* begin Data in this exercise *

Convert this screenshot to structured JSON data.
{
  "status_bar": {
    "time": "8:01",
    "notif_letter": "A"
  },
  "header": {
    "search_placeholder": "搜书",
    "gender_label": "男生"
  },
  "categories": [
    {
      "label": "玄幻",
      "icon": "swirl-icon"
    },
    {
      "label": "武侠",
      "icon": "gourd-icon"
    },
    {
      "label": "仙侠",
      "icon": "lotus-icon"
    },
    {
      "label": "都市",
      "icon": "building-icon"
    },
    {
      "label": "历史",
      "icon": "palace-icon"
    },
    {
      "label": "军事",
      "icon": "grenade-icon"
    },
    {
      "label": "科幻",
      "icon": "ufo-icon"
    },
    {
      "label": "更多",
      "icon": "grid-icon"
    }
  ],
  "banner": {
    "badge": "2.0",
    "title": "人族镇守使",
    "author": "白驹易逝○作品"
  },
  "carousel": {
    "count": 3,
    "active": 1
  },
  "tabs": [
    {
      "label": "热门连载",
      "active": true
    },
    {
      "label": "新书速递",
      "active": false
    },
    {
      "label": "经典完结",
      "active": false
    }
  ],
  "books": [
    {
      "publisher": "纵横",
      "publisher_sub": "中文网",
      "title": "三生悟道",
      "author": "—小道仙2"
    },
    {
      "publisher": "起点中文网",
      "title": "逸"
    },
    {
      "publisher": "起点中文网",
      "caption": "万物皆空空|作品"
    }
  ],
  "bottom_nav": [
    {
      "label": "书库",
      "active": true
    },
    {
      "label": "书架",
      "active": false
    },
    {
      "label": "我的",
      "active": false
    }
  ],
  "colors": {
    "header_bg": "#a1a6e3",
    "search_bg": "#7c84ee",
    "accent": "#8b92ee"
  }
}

* end Data in this exercise *

* **Exercise description**
Extract all of the material exactly as it is written.

* **Full response**
Convert this screenshot to structured JSON data.
{
  "status_bar": {
    "time": "8:01",
    "notif_letter": "A"
  },
  "header": {
    "search_placeholder": "搜书",
    "gender_label": "男生"
  },
  "categories": [
    {
      "label": "玄幻",
      "icon": "swirl-icon"
    },
    {
      "label": "武侠",
      "icon": "gourd-icon"
    },
    {
      "label": "仙侠",
      "icon": "lotus-icon"
    },
    {
      "label": "都市",
      "icon": "building-icon"
    },
    {
      "label": "历史",
      "icon": "palace-icon"
    },
    {
      "label": "军事",
      "icon": "grenade-icon"
    },
    {
      "label": "科幻",
      "icon": "ufo-icon"
    },
    {
      "label": "更多",
      "icon": "grid-icon"
    }
  ],
  "banner": {
    "badge": "2.0",
    "title": "人族镇守使",
    "author": "白驹易逝○作品"
  },
  "carousel": {
    "count": 3,
    "active": 1
  },
  "tabs": [
    {
      "label": "热门连载",
      "active": true
    },
    {
      "label": "新书速递",
      "active": false
    },
    {
      "label": "经典完结",
      "active": false
    }
  ],
  "books": [
    {
      "publisher": "纵横",
      "publisher_sub": "中文网",
      "title": "三生悟道",
      "author": "—小道仙2"
    },
    {
      "publisher": "起点中文网",
      "title": "逸"
    },
    {
      "publisher": "起点中文网",
      "caption": "万物皆空空|作品"
    }
  ],
  "bottom_nav": [
    {
      "label": "书库",
      "active": true
    },
    {
      "label": "书架",
      "active": false
    },
    {
      "label": "我的",
      "active": false
    }
  ],
  "colors": {
    "header_bg": "#a1a6e3",
    "search_bg": "#7c84ee",
    "accent": "#8b92ee"
  }
}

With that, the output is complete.